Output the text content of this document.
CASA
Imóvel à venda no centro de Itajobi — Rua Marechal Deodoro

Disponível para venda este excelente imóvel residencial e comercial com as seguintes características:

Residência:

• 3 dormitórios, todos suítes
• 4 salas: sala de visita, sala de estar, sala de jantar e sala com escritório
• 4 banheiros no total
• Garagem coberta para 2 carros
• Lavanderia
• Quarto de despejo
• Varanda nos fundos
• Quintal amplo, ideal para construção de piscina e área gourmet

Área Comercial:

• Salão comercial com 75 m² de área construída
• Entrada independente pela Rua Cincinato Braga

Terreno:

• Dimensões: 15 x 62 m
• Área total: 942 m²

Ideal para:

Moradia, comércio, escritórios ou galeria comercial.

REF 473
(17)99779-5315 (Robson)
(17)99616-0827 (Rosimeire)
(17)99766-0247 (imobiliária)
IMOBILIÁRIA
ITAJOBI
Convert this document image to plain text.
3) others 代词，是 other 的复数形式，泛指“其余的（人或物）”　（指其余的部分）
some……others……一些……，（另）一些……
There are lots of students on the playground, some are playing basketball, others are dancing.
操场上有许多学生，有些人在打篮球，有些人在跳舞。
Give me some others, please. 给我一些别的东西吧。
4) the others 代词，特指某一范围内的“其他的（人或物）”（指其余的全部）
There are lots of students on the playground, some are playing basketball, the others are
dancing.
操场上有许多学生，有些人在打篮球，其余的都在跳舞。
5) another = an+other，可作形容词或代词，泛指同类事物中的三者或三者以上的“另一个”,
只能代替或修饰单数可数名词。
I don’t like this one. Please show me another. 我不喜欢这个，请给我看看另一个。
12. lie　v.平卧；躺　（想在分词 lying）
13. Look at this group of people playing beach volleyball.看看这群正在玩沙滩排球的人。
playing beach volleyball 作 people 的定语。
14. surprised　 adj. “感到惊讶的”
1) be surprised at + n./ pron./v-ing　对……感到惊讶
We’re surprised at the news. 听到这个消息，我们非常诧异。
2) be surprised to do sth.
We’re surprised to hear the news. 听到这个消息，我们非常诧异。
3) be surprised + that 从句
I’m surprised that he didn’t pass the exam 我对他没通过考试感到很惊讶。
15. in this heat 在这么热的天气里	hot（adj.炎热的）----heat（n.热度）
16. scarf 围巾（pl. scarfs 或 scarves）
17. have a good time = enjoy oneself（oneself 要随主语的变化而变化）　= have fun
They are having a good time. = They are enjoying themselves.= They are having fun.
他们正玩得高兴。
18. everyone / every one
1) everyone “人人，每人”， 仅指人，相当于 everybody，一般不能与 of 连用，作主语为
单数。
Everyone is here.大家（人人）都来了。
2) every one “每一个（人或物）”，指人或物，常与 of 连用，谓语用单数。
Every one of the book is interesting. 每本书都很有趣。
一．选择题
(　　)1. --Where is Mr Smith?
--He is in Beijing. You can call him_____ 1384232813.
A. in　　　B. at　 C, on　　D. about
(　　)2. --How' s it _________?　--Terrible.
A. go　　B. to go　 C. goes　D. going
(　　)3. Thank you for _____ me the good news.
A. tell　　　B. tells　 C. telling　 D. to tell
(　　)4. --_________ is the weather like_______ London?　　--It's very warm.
◇ ◇ ◇
Select every line in the records above that contains the word "another".

5) another = an+other，可作形容词或代词，泛指同类事物中的三者或三者以上的“另一个”,
I don’t like this one. Please show me another. 我不喜欢这个，请给我看看另一个。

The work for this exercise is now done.